▶ _EXERCISE DETAILS_: From the data that follows, copy every line holding the string "intercept".

◇ ◇ ◇ ◇ ◇ ◇ ◇

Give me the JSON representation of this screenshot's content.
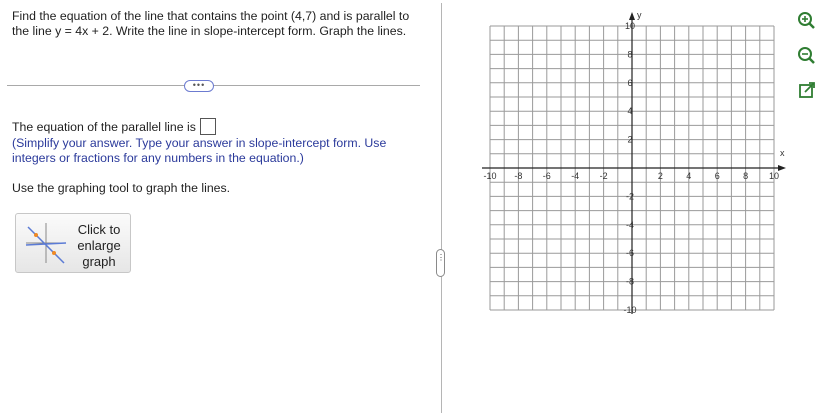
{
  "question": {
    "text": "Find the equation of the line that contains the point (4,7) and is parallel to the line y = 4x + 2. Write the line in slope-intercept form. Graph the lines."
  },
  "more_button": {
    "label": "•••"
  },
  "answer": {
    "prompt": "The equation of the parallel line is",
    "value": ""
  },
  "hint": "(Simplify your answer. Type your answer in slope-intercept form. Use integers or fractions for any numbers in the equation.)",
  "graph_instruction": "Use the graphing tool to graph the lines.",
  "enlarge_button": {
    "label": "Click to\nenlarge\ngraph"
  },
  "panel_handle": {
    "label": "⋮"
  },
  "graph": {
    "xmin": -10,
    "xmax": 10,
    "ymin": -10,
    "ymax": 10,
    "grid_step": 1,
    "x_axis_label": "x",
    "y_axis_label": "y",
    "x_tick_labels": [
      "-10",
      "-8",
      "-6",
      "-4",
      "-2",
      "2",
      "4",
      "6",
      "8",
      "10"
    ],
    "y_tick_labels": [
      "10",
      "8",
      "6",
      "4",
      "2",
      "-2",
      "-4",
      "-6",
      "-8",
      "-10"
    ]
  },
  "side_tools": [
    {
      "name": "zoom-in-icon"
    },
    {
      "name": "zoom-out-icon"
    },
    {
      "name": "new-window-icon"
    }
  ],
  "colors": {
    "hint": "#2b3a9b",
    "grid": "#9a9a9a",
    "axis": "#222222",
    "tool_icon": "#2f7d32"
  }
}
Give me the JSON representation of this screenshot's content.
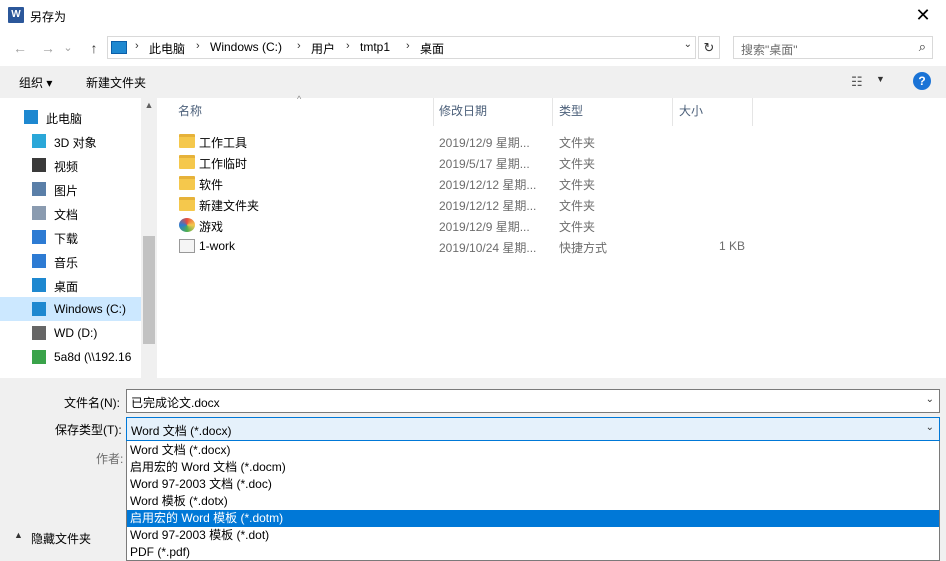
{
  "window": {
    "title": "另存为",
    "app_icon_letter": "W",
    "close_glyph": "✕"
  },
  "nav": {
    "back_glyph": "←",
    "forward_glyph": "→",
    "history_glyph": "⌄",
    "up_glyph": "↑",
    "breadcrumb": [
      "此电脑",
      "Windows (C:)",
      "用户",
      "tmtp1",
      "桌面"
    ],
    "separator": "›",
    "refresh_glyph": "↻",
    "search_placeholder": "搜索\"桌面\"",
    "search_glyph": "⌕"
  },
  "toolbar": {
    "organize_label": "组织 ▾",
    "new_folder_label": "新建文件夹",
    "view_glyph": "☷",
    "view_dropdown_glyph": "▼",
    "help_label": "?"
  },
  "sidebar": {
    "items": [
      {
        "label": "此电脑",
        "icon": "computer-icon",
        "color": "#1e88d0"
      },
      {
        "label": "3D 对象",
        "icon": "cube-icon",
        "color": "#2aa7d8"
      },
      {
        "label": "视频",
        "icon": "film-icon",
        "color": "#3a3a3a"
      },
      {
        "label": "图片",
        "icon": "picture-icon",
        "color": "#5a7fa8"
      },
      {
        "label": "文档",
        "icon": "document-icon",
        "color": "#8a9bb0"
      },
      {
        "label": "下载",
        "icon": "download-icon",
        "color": "#2d7bd3"
      },
      {
        "label": "音乐",
        "icon": "music-icon",
        "color": "#2d7bd3"
      },
      {
        "label": "桌面",
        "icon": "desktop-icon",
        "color": "#1e88d0"
      },
      {
        "label": "Windows (C:)",
        "icon": "drive-icon",
        "color": "#1e88d0"
      },
      {
        "label": "WD (D:)",
        "icon": "drive-icon",
        "color": "#666666"
      },
      {
        "label": "5a8d (\\\\192.16",
        "icon": "network-drive-icon",
        "color": "#3aa34a"
      }
    ],
    "selected_index": 8,
    "scroll_up_glyph": "▲"
  },
  "columns": {
    "name": "名称",
    "date": "修改日期",
    "type": "类型",
    "size": "大小",
    "sort_glyph": "^"
  },
  "files": [
    {
      "name": "工作工具",
      "date": "2019/12/9 星期...",
      "type": "文件夹",
      "size": "",
      "icon": "warning-folder-icon"
    },
    {
      "name": "工作临时",
      "date": "2019/5/17 星期...",
      "type": "文件夹",
      "size": "",
      "icon": "warning-icon"
    },
    {
      "name": "软件",
      "date": "2019/12/12 星期...",
      "type": "文件夹",
      "size": "",
      "icon": "folder-icon"
    },
    {
      "name": "新建文件夹",
      "date": "2019/12/12 星期...",
      "type": "文件夹",
      "size": "",
      "icon": "folder-icon"
    },
    {
      "name": "游戏",
      "date": "2019/12/9 星期...",
      "type": "文件夹",
      "size": "",
      "icon": "games-folder-icon"
    },
    {
      "name": "1-work",
      "date": "2019/10/24 星期...",
      "type": "快捷方式",
      "size": "1 KB",
      "icon": "shortcut-icon"
    }
  ],
  "form": {
    "filename_label": "文件名(N):",
    "filename_value": "已完成论文.docx",
    "filetype_label": "保存类型(T):",
    "filetype_value": "Word 文档 (*.docx)",
    "author_label": "作者:",
    "dropdown_glyph": "⌄",
    "hide_folders_label": "隐藏文件夹",
    "hide_folders_glyph": "▲"
  },
  "filetype_options": [
    "Word 文档 (*.docx)",
    "启用宏的 Word 文档 (*.docm)",
    "Word 97-2003 文档 (*.doc)",
    "Word 模板 (*.dotx)",
    "启用宏的 Word 模板 (*.dotm)",
    "Word 97-2003 模板 (*.dot)",
    "PDF (*.pdf)"
  ],
  "filetype_selected_index": 4
}
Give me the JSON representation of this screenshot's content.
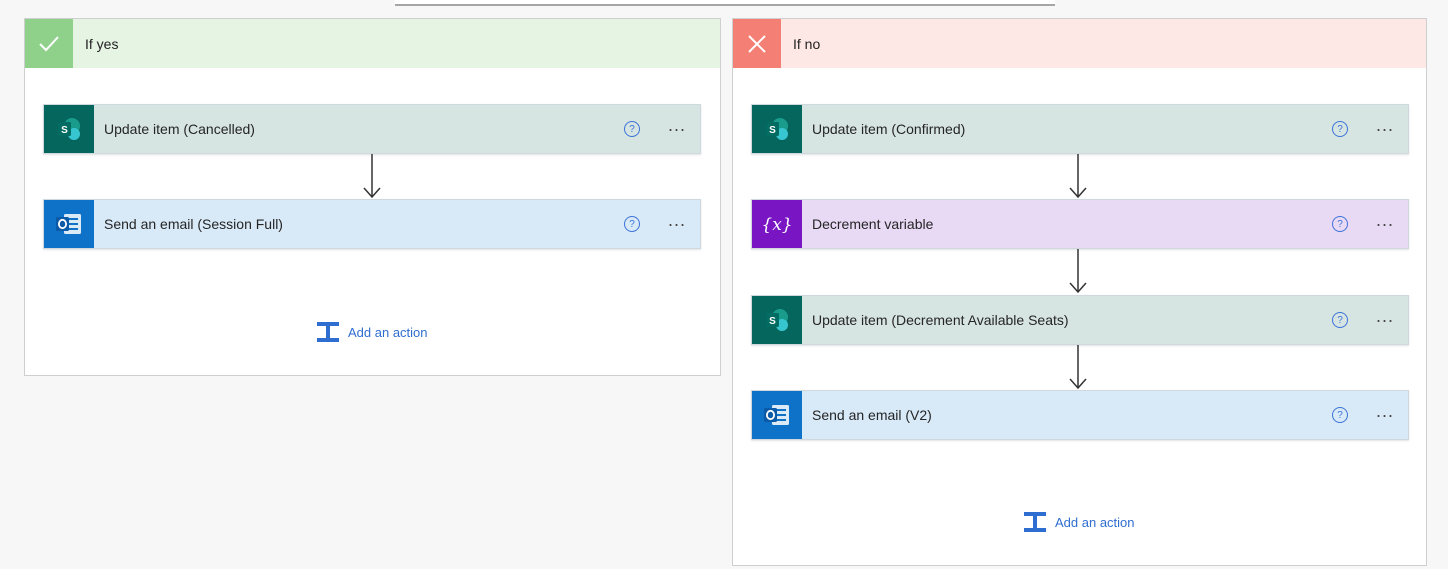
{
  "branches": {
    "yes": {
      "title": "If yes",
      "badge_icon": "checkmark-icon",
      "actions": [
        {
          "label": "Update item (Cancelled)",
          "icon": "sharepoint-icon"
        },
        {
          "label": "Send an email (Session Full)",
          "icon": "outlook-icon"
        }
      ],
      "add_action_label": "Add an action"
    },
    "no": {
      "title": "If no",
      "badge_icon": "close-icon",
      "actions": [
        {
          "label": "Update item (Confirmed)",
          "icon": "sharepoint-icon"
        },
        {
          "label": "Decrement variable",
          "icon": "variable-icon"
        },
        {
          "label": "Update item (Decrement Available Seats)",
          "icon": "sharepoint-icon"
        },
        {
          "label": "Send an email (V2)",
          "icon": "outlook-icon"
        }
      ],
      "add_action_label": "Add an action"
    }
  },
  "common": {
    "help_glyph": "?",
    "more_glyph": "..."
  },
  "colors": {
    "yes_header": "#e6f4e4",
    "yes_badge": "#8fd18b",
    "no_header": "#fde8e6",
    "no_badge": "#f47f74",
    "sharepoint": "#05665e",
    "outlook": "#0f72c9",
    "variable": "#7a15c4",
    "link": "#2f6ed1"
  }
}
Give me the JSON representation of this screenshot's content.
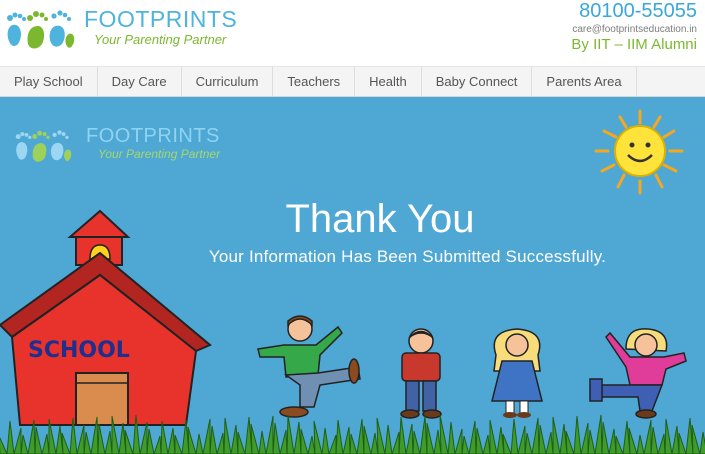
{
  "header": {
    "logo_title": "FOOTPRINTS",
    "logo_tagline": "Your Parenting Partner",
    "phone": "80100-55055",
    "email": "care@footprintseducation.in",
    "alumni": "By IIT – IIM Alumni"
  },
  "nav": {
    "items": [
      "Play School",
      "Day Care",
      "Curriculum",
      "Teachers",
      "Health",
      "Baby Connect",
      "Parents Area"
    ]
  },
  "banner": {
    "logo_title": "FOOTPRINTS",
    "logo_tagline": "Your Parenting Partner",
    "headline": "Thank You",
    "message": "Your Information Has Been Submitted Successfully.",
    "school_sign": "SCHOOL"
  },
  "colors": {
    "banner_bg": "#4fa7d4",
    "brand_blue": "#4eb3dd",
    "brand_green": "#7cb82f",
    "sun": "#ffe33a",
    "school_red": "#e8332c",
    "grass": "#3f9b2a"
  },
  "icons": [
    "footprints-logo-icon",
    "sun-icon",
    "school-house-icon",
    "school-bell-icon",
    "school-door-icon",
    "grass-icon"
  ]
}
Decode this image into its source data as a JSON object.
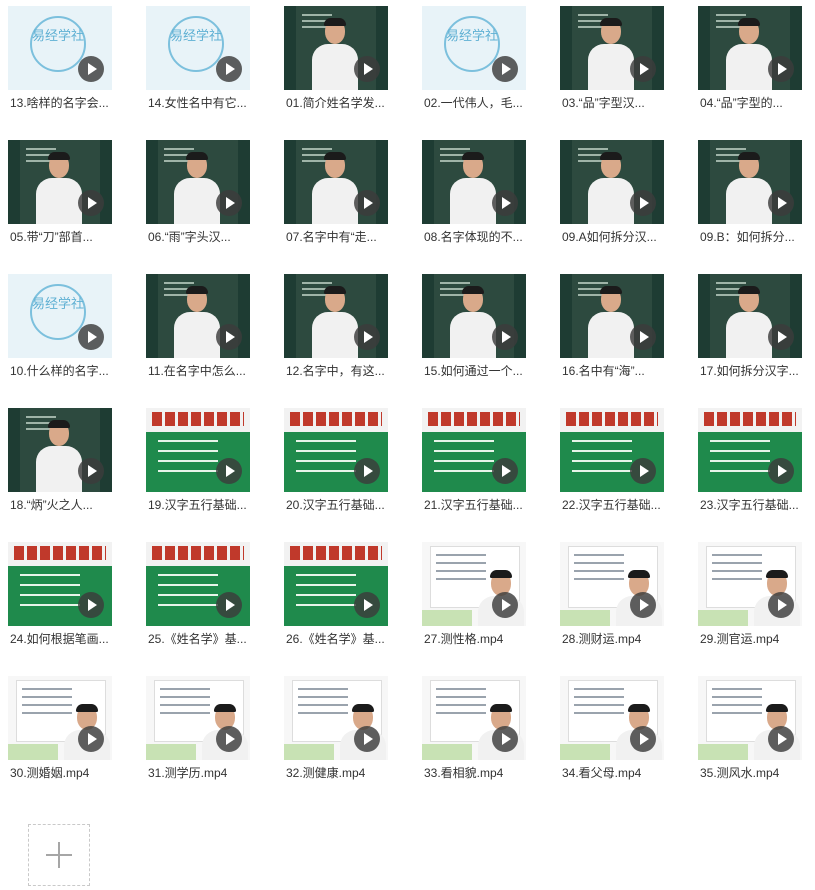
{
  "files": [
    {
      "label": "13.啥样的名字会...",
      "thumb": "logo"
    },
    {
      "label": "14.女性名中有它...",
      "thumb": "logo"
    },
    {
      "label": "01.简介姓名学发...",
      "thumb": "board"
    },
    {
      "label": "02.一代伟人，毛...",
      "thumb": "logo"
    },
    {
      "label": "03.“品”字型汉...",
      "thumb": "board"
    },
    {
      "label": "04.“品”字型的...",
      "thumb": "board"
    },
    {
      "label": "05.带“刀”部首...",
      "thumb": "board"
    },
    {
      "label": "06.“雨”字头汉...",
      "thumb": "board"
    },
    {
      "label": "07.名字中有“走...",
      "thumb": "board"
    },
    {
      "label": "08.名字体现的不...",
      "thumb": "board"
    },
    {
      "label": "09.A如何拆分汉...",
      "thumb": "board"
    },
    {
      "label": "09.B：如何拆分...",
      "thumb": "board"
    },
    {
      "label": "10.什么样的名字...",
      "thumb": "logo"
    },
    {
      "label": "11.在名字中怎么...",
      "thumb": "board"
    },
    {
      "label": "12.名字中，有这...",
      "thumb": "board"
    },
    {
      "label": "15.如何通过一个...",
      "thumb": "board"
    },
    {
      "label": "16.名中有“海”...",
      "thumb": "board"
    },
    {
      "label": "17.如何拆分汉字...",
      "thumb": "board"
    },
    {
      "label": "18.“炳”火之人...",
      "thumb": "board"
    },
    {
      "label": "19.汉字五行基础...",
      "thumb": "banner"
    },
    {
      "label": "20.汉字五行基础...",
      "thumb": "banner"
    },
    {
      "label": "21.汉字五行基础...",
      "thumb": "banner"
    },
    {
      "label": "22.汉字五行基础...",
      "thumb": "banner"
    },
    {
      "label": "23.汉字五行基础...",
      "thumb": "banner"
    },
    {
      "label": "24.如何根据笔画...",
      "thumb": "banner"
    },
    {
      "label": "25.《姓名学》基...",
      "thumb": "banner"
    },
    {
      "label": "26.《姓名学》基...",
      "thumb": "banner"
    },
    {
      "label": "27.测性格.mp4",
      "thumb": "slide"
    },
    {
      "label": "28.测财运.mp4",
      "thumb": "slide"
    },
    {
      "label": "29.测官运.mp4",
      "thumb": "slide"
    },
    {
      "label": "30.测婚姻.mp4",
      "thumb": "slide"
    },
    {
      "label": "31.测学历.mp4",
      "thumb": "slide"
    },
    {
      "label": "32.测健康.mp4",
      "thumb": "slide"
    },
    {
      "label": "33.看相貌.mp4",
      "thumb": "slide"
    },
    {
      "label": "34.看父母.mp4",
      "thumb": "slide"
    },
    {
      "label": "35.测风水.mp4",
      "thumb": "slide"
    }
  ],
  "logo_text": "易经学社",
  "icons": {
    "play": "play-icon",
    "add": "plus-icon"
  }
}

◇ ◇ ◇ ◇ ◇ ◇ ◇

▶ _EXERCISE RESULT_:
    "text": "Find the equation of the line that contains the point (4,7) and is parallel to the line y = 4x + 2. Write the line in slope-intercept form. Graph the lines."
  "hint": "(Simplify your answer. Type your answer in slope-intercept form. Use integers or fractions for any numbers in the equation.)",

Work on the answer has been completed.